** Begin Exercise materials **
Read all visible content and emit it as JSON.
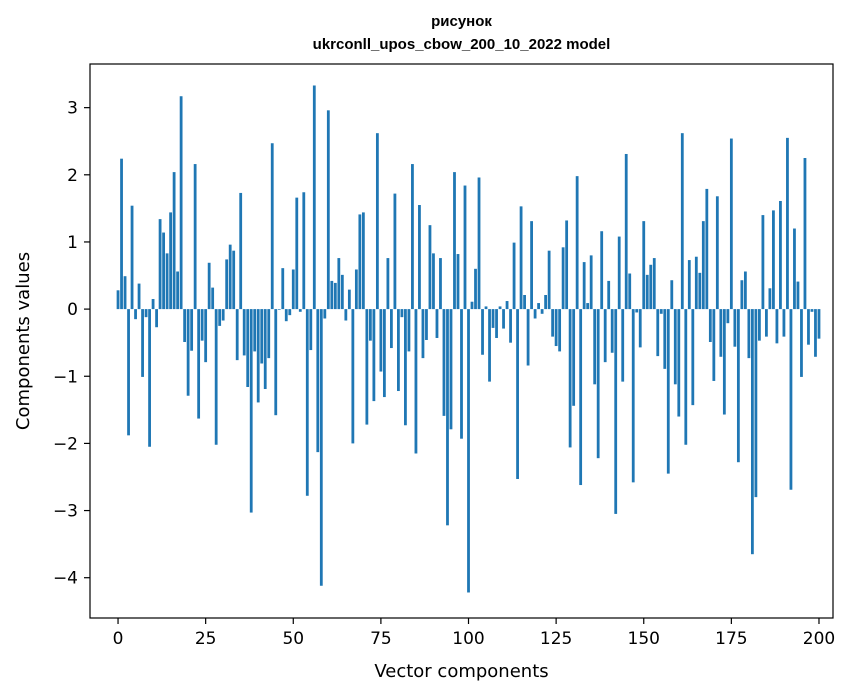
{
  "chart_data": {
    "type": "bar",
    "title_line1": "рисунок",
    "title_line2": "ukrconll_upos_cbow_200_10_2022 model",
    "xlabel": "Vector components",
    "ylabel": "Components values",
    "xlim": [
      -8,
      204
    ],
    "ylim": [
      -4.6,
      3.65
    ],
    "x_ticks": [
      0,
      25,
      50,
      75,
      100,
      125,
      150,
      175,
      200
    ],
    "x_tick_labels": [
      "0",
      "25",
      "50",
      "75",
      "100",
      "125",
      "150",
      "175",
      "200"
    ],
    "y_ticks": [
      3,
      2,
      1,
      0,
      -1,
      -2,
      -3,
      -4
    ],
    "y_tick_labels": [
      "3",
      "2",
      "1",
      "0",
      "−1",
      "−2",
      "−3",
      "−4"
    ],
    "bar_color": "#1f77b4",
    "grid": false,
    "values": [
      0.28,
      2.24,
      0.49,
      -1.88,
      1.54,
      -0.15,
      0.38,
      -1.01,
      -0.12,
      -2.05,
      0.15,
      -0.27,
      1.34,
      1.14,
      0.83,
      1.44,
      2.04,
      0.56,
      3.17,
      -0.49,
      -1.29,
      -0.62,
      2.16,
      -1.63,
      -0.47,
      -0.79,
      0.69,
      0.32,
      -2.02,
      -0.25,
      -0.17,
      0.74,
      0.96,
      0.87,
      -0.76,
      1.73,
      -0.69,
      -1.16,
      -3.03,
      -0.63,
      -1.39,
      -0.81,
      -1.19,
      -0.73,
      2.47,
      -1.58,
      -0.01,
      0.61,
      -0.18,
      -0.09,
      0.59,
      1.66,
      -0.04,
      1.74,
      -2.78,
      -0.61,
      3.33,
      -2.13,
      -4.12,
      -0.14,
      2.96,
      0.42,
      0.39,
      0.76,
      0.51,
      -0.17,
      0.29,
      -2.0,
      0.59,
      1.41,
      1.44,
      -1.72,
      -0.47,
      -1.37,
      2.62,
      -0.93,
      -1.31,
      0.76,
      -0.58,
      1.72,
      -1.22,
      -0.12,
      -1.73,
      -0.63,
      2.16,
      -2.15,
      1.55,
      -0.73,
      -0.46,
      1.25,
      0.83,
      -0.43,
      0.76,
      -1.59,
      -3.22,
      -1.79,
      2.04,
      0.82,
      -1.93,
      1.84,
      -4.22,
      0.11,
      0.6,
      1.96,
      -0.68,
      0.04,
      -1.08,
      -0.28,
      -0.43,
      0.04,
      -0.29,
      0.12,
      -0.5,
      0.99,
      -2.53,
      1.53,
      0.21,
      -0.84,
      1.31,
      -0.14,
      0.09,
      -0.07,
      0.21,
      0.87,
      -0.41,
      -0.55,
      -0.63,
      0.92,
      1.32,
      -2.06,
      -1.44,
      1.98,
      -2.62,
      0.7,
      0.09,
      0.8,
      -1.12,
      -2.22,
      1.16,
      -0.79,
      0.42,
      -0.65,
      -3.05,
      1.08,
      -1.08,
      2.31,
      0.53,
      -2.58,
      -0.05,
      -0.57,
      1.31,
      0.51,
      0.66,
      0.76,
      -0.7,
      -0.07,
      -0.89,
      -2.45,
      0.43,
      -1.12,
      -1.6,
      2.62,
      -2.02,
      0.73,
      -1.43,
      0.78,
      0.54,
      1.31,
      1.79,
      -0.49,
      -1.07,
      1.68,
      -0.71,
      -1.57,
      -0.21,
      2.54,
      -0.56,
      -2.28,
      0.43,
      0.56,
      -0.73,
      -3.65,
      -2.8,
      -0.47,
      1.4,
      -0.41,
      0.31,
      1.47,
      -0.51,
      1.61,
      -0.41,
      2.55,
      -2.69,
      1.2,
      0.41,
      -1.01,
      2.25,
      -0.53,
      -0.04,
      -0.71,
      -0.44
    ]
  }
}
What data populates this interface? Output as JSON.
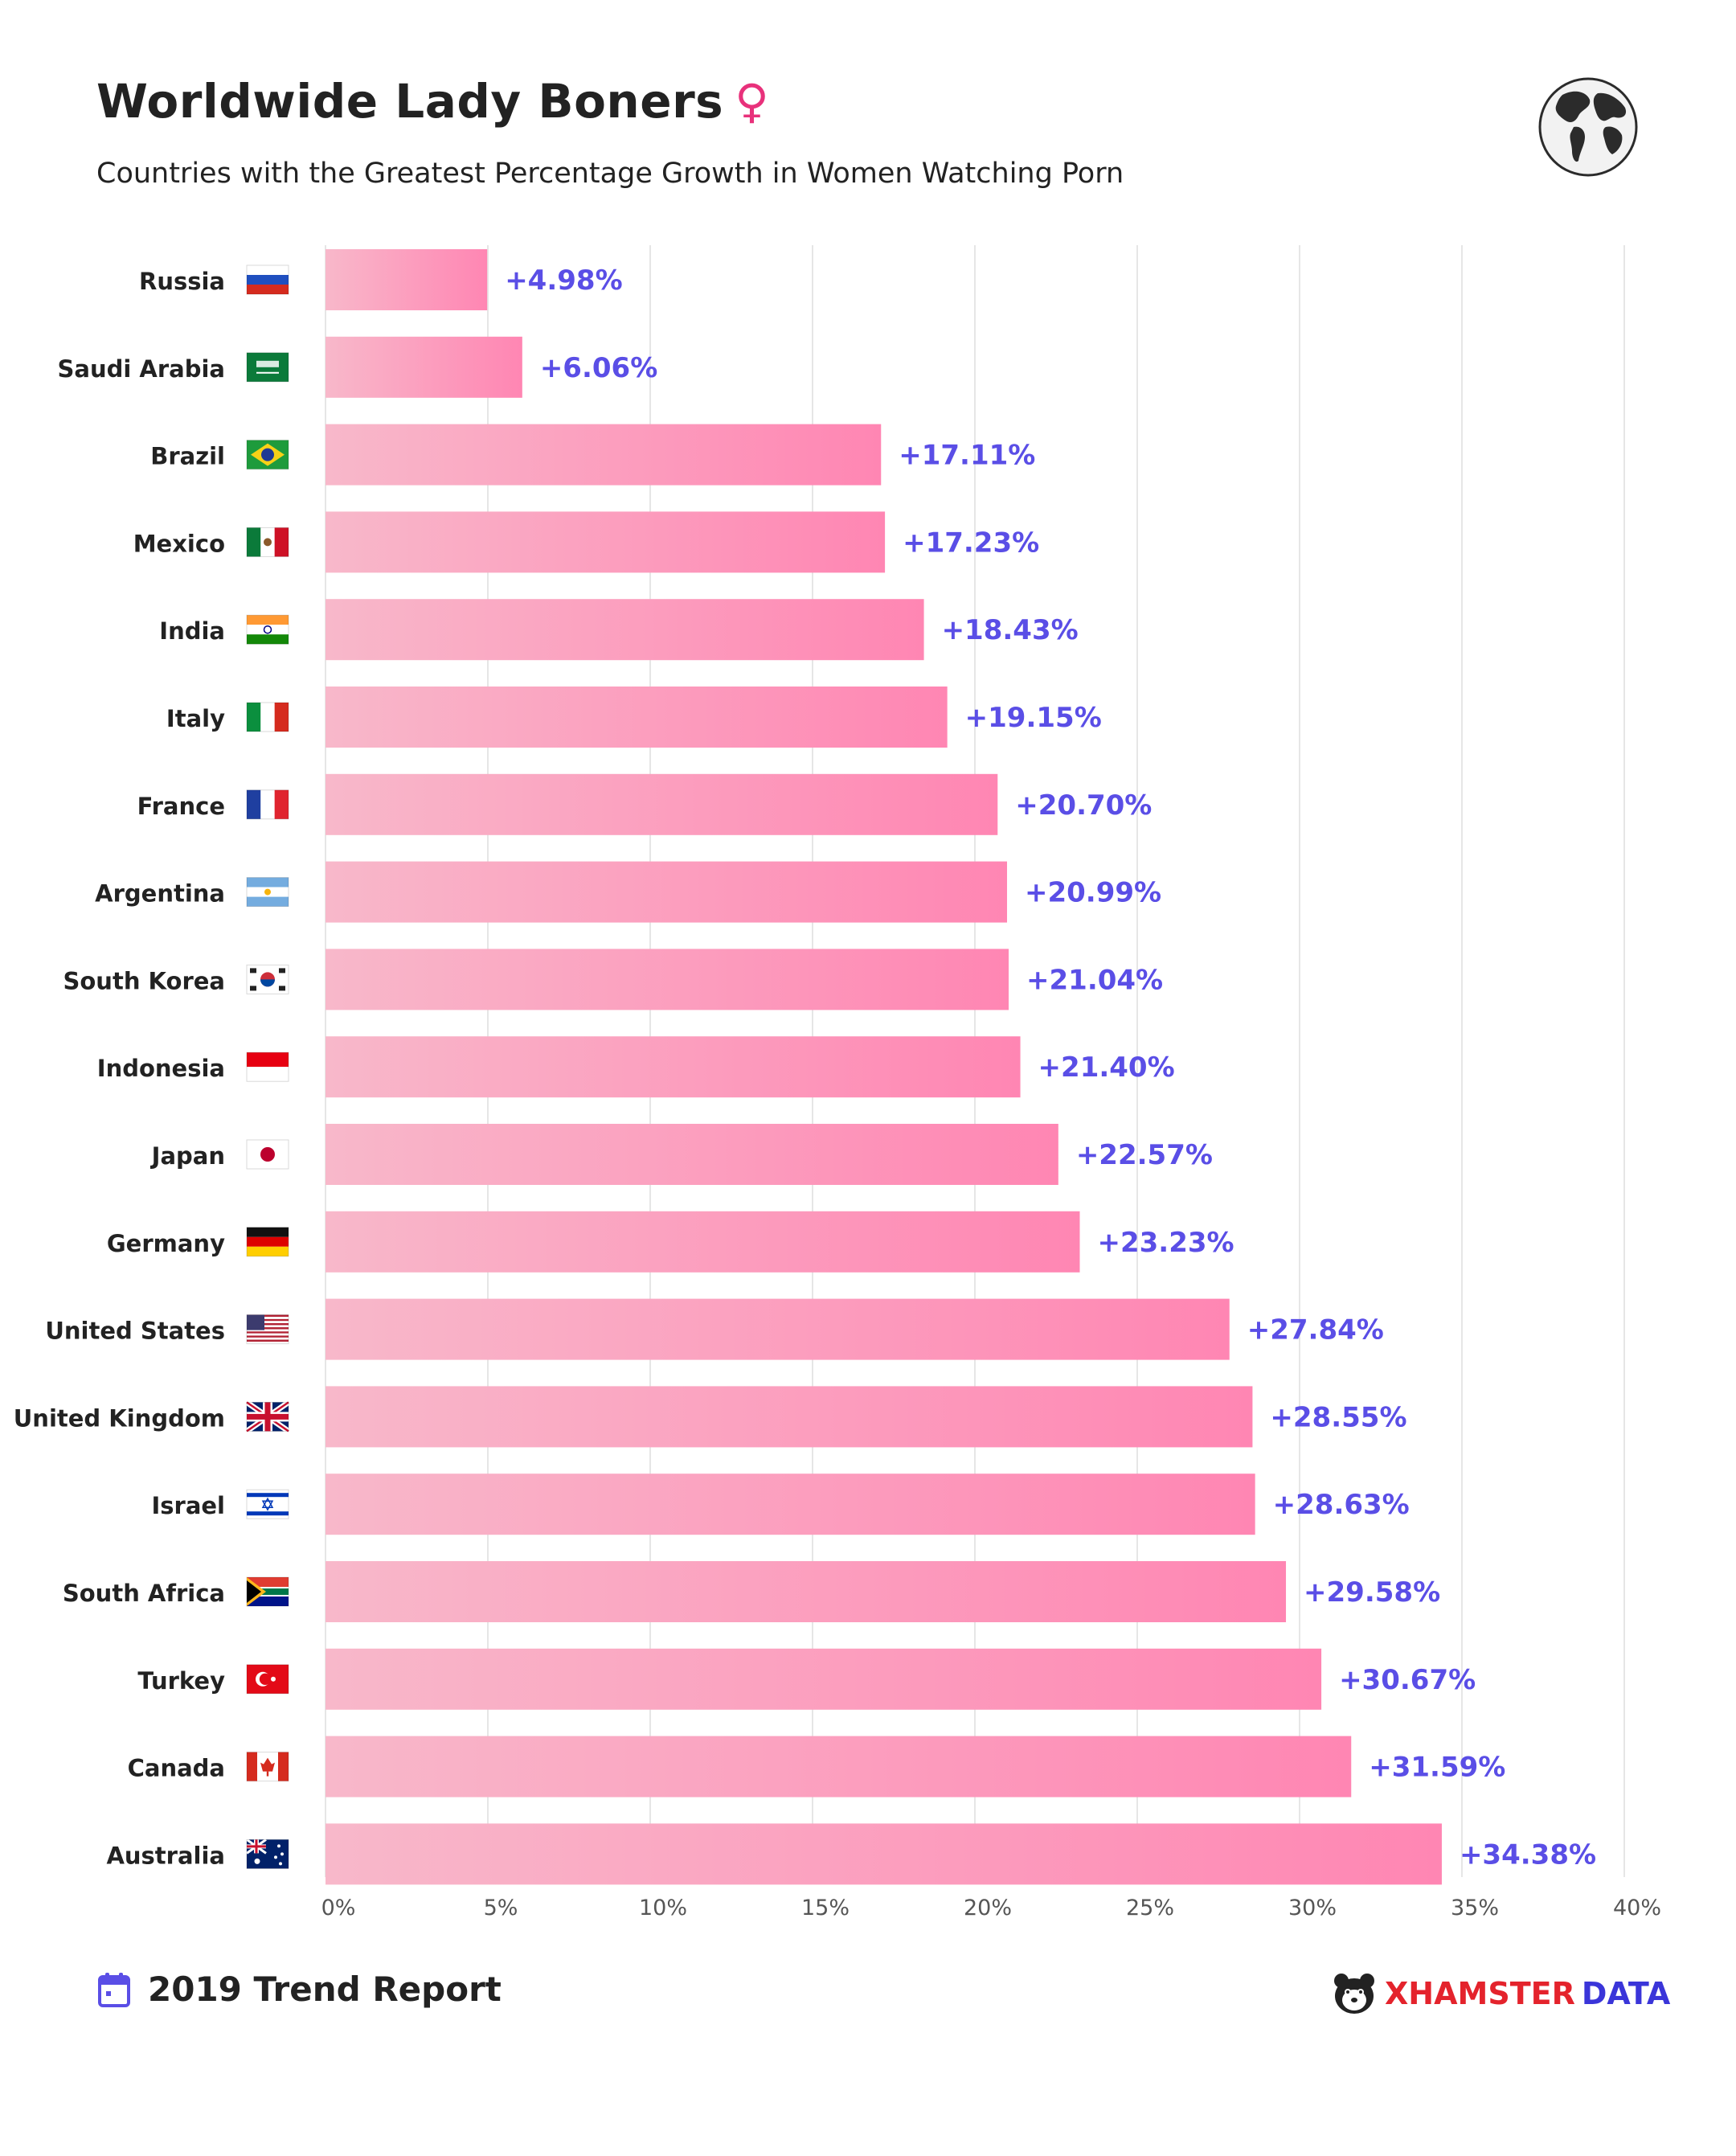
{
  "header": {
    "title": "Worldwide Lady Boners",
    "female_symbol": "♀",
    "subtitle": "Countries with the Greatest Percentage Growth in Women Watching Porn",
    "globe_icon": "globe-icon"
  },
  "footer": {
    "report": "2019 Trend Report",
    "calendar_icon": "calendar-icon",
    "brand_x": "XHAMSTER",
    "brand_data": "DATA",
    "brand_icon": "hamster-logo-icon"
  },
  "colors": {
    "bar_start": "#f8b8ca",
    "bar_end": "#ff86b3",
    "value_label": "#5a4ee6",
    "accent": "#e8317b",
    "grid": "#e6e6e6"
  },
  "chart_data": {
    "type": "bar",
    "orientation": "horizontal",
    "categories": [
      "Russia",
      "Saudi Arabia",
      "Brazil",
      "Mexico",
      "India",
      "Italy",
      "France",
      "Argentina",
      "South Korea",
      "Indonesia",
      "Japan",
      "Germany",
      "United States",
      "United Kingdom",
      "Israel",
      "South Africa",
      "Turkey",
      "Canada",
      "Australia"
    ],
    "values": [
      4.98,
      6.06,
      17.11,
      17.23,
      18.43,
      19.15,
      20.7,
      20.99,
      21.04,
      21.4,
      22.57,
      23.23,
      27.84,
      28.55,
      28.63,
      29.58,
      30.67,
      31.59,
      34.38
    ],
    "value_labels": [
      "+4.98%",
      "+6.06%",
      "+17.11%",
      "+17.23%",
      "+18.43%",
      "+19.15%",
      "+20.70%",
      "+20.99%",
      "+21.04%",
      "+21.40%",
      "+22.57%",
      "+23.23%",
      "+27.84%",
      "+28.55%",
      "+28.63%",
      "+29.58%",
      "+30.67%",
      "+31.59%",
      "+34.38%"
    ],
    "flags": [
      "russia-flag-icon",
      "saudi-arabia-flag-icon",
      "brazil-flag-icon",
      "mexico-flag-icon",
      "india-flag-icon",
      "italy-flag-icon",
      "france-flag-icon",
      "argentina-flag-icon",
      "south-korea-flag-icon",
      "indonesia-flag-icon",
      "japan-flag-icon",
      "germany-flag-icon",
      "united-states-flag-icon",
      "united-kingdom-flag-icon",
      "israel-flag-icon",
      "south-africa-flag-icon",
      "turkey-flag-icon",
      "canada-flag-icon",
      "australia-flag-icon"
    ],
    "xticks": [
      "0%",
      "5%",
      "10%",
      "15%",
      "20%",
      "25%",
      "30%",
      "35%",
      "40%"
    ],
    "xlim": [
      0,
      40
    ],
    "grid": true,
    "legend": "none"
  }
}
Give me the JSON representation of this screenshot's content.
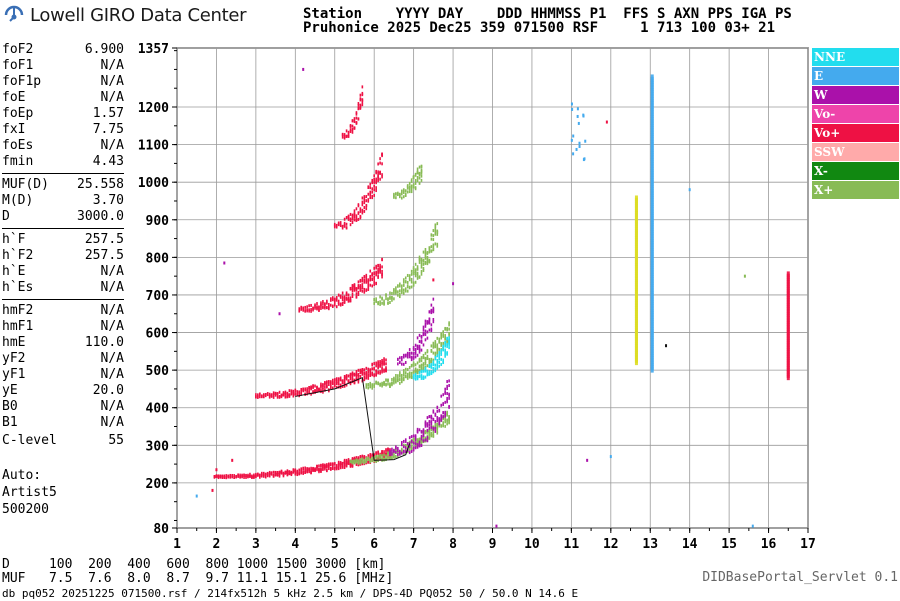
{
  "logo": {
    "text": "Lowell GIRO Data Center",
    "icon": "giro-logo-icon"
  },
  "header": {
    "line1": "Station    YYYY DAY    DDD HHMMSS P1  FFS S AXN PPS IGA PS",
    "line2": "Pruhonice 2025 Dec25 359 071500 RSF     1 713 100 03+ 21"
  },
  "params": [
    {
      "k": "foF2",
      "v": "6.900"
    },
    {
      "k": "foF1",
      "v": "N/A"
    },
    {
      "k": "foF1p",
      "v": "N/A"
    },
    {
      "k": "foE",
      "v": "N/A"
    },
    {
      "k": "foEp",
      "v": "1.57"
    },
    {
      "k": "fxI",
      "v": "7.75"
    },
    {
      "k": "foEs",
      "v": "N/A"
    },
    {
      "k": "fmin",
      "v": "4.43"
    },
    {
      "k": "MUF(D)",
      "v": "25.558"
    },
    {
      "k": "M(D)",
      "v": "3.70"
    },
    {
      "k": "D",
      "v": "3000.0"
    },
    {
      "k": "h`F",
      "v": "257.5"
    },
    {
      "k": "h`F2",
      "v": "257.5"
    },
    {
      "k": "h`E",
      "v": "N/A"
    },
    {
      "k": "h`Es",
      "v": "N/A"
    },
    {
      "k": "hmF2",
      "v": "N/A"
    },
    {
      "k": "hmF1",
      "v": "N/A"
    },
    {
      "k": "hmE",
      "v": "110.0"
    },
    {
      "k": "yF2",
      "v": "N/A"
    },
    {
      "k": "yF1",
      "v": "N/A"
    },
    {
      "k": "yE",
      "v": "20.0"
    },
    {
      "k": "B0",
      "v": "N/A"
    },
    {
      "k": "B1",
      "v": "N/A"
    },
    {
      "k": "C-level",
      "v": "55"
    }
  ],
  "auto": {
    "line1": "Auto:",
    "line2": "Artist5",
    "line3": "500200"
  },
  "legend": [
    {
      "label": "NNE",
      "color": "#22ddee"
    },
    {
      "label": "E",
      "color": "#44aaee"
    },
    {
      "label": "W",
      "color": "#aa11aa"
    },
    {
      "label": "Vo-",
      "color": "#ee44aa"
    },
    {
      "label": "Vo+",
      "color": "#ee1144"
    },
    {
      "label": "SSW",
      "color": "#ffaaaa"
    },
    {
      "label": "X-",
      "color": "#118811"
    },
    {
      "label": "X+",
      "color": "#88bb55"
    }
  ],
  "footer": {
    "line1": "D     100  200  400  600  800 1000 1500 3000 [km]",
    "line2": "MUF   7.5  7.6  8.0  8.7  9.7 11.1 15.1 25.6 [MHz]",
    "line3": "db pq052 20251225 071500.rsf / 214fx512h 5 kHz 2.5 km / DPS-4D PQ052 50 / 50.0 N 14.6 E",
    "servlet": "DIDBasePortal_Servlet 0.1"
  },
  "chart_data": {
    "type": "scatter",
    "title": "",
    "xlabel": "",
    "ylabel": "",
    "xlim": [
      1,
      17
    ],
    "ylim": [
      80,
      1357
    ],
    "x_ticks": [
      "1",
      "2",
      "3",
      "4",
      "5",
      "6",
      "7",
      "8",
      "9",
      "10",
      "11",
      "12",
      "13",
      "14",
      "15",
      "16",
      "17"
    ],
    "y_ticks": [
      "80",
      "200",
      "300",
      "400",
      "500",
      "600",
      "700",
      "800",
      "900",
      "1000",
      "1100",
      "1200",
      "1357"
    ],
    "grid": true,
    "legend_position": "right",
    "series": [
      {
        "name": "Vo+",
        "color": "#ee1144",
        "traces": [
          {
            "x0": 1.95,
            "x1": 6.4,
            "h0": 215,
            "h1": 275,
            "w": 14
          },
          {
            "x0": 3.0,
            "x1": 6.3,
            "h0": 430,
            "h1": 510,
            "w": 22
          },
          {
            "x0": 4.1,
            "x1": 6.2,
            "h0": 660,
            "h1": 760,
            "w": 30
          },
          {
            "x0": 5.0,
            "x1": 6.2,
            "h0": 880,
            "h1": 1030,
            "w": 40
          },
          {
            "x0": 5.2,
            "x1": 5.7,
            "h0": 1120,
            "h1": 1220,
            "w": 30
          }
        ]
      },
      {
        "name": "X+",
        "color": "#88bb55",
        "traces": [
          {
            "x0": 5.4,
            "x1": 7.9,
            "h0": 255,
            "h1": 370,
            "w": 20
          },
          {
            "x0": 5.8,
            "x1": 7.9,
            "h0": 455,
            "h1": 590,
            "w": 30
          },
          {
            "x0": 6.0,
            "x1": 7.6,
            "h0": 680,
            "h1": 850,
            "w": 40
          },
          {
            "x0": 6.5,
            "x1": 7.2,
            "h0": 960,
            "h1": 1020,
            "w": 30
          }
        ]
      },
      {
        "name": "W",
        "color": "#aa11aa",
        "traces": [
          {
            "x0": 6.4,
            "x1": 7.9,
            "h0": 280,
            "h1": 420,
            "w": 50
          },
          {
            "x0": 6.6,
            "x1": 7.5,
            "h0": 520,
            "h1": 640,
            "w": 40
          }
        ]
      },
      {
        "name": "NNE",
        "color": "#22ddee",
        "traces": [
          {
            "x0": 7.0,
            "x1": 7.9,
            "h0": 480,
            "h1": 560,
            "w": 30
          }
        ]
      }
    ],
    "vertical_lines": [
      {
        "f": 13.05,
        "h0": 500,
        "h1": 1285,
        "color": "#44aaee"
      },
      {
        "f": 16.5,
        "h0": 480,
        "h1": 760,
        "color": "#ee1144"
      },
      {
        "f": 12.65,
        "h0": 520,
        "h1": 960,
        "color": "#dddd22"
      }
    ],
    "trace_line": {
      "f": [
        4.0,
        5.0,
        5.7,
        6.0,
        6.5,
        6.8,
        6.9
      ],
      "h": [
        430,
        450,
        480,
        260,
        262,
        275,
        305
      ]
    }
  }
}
** End Exercise materials **
* Exercise instructions:
Find all lines with "this" in them and copy each one.

* Answer to the task:
What data populates this interface? Output as JSON.
Give me the JSON representation of this screenshot's content.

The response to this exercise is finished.